(TASK INPUTS):
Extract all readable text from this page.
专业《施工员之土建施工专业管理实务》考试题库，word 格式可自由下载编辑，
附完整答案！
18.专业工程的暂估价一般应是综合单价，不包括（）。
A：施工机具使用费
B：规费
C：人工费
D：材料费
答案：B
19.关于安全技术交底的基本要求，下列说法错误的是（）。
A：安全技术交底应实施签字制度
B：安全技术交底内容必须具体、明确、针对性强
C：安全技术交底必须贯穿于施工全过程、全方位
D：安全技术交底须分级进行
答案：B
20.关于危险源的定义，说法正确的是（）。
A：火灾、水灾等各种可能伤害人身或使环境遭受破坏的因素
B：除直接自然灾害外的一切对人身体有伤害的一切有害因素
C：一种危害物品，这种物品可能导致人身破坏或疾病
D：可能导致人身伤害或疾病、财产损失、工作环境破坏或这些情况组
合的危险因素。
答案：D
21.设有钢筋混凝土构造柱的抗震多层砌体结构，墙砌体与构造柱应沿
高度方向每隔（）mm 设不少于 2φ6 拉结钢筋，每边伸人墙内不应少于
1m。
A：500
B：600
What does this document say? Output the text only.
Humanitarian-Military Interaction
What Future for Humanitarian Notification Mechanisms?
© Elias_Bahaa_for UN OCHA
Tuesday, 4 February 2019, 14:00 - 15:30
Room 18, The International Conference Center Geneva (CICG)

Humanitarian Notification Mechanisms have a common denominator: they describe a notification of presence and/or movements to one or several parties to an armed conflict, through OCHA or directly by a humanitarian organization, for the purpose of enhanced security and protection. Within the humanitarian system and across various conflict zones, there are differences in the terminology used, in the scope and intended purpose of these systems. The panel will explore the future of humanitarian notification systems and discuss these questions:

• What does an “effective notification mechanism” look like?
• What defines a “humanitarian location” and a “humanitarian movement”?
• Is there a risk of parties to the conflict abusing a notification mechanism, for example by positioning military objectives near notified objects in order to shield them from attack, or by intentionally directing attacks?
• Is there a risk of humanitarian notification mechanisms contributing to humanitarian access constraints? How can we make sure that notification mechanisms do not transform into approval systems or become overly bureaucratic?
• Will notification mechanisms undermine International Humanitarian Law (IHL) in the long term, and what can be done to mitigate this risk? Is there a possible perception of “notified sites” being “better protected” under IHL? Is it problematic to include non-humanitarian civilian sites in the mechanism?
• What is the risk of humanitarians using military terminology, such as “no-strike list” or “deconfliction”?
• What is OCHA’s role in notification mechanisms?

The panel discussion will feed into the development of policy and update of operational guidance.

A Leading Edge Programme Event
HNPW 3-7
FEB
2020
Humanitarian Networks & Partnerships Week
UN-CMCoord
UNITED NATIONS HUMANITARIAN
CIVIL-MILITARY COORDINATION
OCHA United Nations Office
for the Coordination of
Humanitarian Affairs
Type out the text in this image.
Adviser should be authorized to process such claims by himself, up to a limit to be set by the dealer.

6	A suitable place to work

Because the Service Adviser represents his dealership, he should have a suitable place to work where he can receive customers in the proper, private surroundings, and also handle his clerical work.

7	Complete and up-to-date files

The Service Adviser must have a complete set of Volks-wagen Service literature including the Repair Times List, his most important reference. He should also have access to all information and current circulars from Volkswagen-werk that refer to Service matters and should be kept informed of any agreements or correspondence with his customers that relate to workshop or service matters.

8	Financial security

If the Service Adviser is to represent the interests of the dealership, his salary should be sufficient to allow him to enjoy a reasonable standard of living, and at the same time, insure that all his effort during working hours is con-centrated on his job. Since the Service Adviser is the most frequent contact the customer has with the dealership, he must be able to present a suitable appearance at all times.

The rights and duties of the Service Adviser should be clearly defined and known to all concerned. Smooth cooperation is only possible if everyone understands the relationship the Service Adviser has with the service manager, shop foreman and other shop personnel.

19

(YOUR INSTRUCTIONS): Copy out all of the records shown above exactly.

(CORRECT RESPONSE):
Extract all readable text from this page.
专业《施工员之土建施工专业管理实务》考试题库，word 格式可自由下载编辑，
附完整答案！
18.专业工程的暂估价一般应是综合单价，不包括（）。
A：施工机具使用费
B：规费
C：人工费
D：材料费
答案：B
19.关于安全技术交底的基本要求，下列说法错误的是（）。
A：安全技术交底应实施签字制度
B：安全技术交底内容必须具体、明确、针对性强
C：安全技术交底必须贯穿于施工全过程、全方位
D：安全技术交底须分级进行
答案：B
20.关于危险源的定义，说法正确的是（）。
A：火灾、水灾等各种可能伤害人身或使环境遭受破坏的因素
B：除直接自然灾害外的一切对人身体有伤害的一切有害因素
C：一种危害物品，这种物品可能导致人身破坏或疾病
D：可能导致人身伤害或疾病、财产损失、工作环境破坏或这些情况组
合的危险因素。
答案：D
21.设有钢筋混凝土构造柱的抗震多层砌体结构，墙砌体与构造柱应沿
高度方向每隔（）mm 设不少于 2φ6 拉结钢筋，每边伸人墙内不应少于
1m。
A：500
B：600
What does this document say? Output the text only.
Humanitarian-Military Interaction
What Future for Humanitarian Notification Mechanisms?
© Elias_Bahaa_for UN OCHA
Tuesday, 4 February 2019, 14:00 - 15:30
Room 18, The International Conference Center Geneva (CICG)

Humanitarian Notification Mechanisms have a common denominator: they describe a notification of presence and/or movements to one or several parties to an armed conflict, through OCHA or directly by a humanitarian organization, for the purpose of enhanced security and protection. Within the humanitarian system and across various conflict zones, there are differences in the terminology used, in the scope and intended purpose of these systems. The panel will explore the future of humanitarian notification systems and discuss these questions:

• What does an “effective notification mechanism” look like?
• What defines a “humanitarian location” and a “humanitarian movement”?
• Is there a risk of parties to the conflict abusing a notification mechanism, for example by positioning military objectives near notified objects in order to shield them from attack, or by intentionally directing attacks?
• Is there a risk of humanitarian notification mechanisms contributing to humanitarian access constraints? How can we make sure that notification mechanisms do not transform into approval systems or become overly bureaucratic?
• Will notification mechanisms undermine International Humanitarian Law (IHL) in the long term, and what can be done to mitigate this risk? Is there a possible perception of “notified sites” being “better protected” under IHL? Is it problematic to include non-humanitarian civilian sites in the mechanism?
• What is the risk of humanitarians using military terminology, such as “no-strike list” or “deconfliction”?
• What is OCHA’s role in notification mechanisms?

The panel discussion will feed into the development of policy and update of operational guidance.

A Leading Edge Programme Event
HNPW 3-7
FEB
2020
Humanitarian Networks & Partnerships Week
UN-CMCoord
UNITED NATIONS HUMANITARIAN
CIVIL-MILITARY COORDINATION
OCHA United Nations Office
for the Coordination of
Humanitarian Affairs
Type out the text in this image.
Adviser should be authorized to process such claims by himself, up to a limit to be set by the dealer.

6	A suitable place to work

Because the Service Adviser represents his dealership, he should have a suitable place to work where he can receive customers in the proper, private surroundings, and also handle his clerical work.

7	Complete and up-to-date files

The Service Adviser must have a complete set of Volks-wagen Service literature including the Repair Times List, his most important reference. He should also have access to all information and current circulars from Volkswagen-werk that refer to Service matters and should be kept informed of any agreements or correspondence with his customers that relate to workshop or service matters.

8	Financial security

If the Service Adviser is to represent the interests of the dealership, his salary should be sufficient to allow him to enjoy a reasonable standard of living, and at the same time, insure that all his effort during working hours is con-centrated on his job. Since the Service Adviser is the most frequent contact the customer has with the dealership, he must be able to present a suitable appearance at all times.

The rights and duties of the Service Adviser should be clearly defined and known to all concerned. Smooth cooperation is only possible if everyone understands the relationship the Service Adviser has with the service manager, shop foreman and other shop personnel.

19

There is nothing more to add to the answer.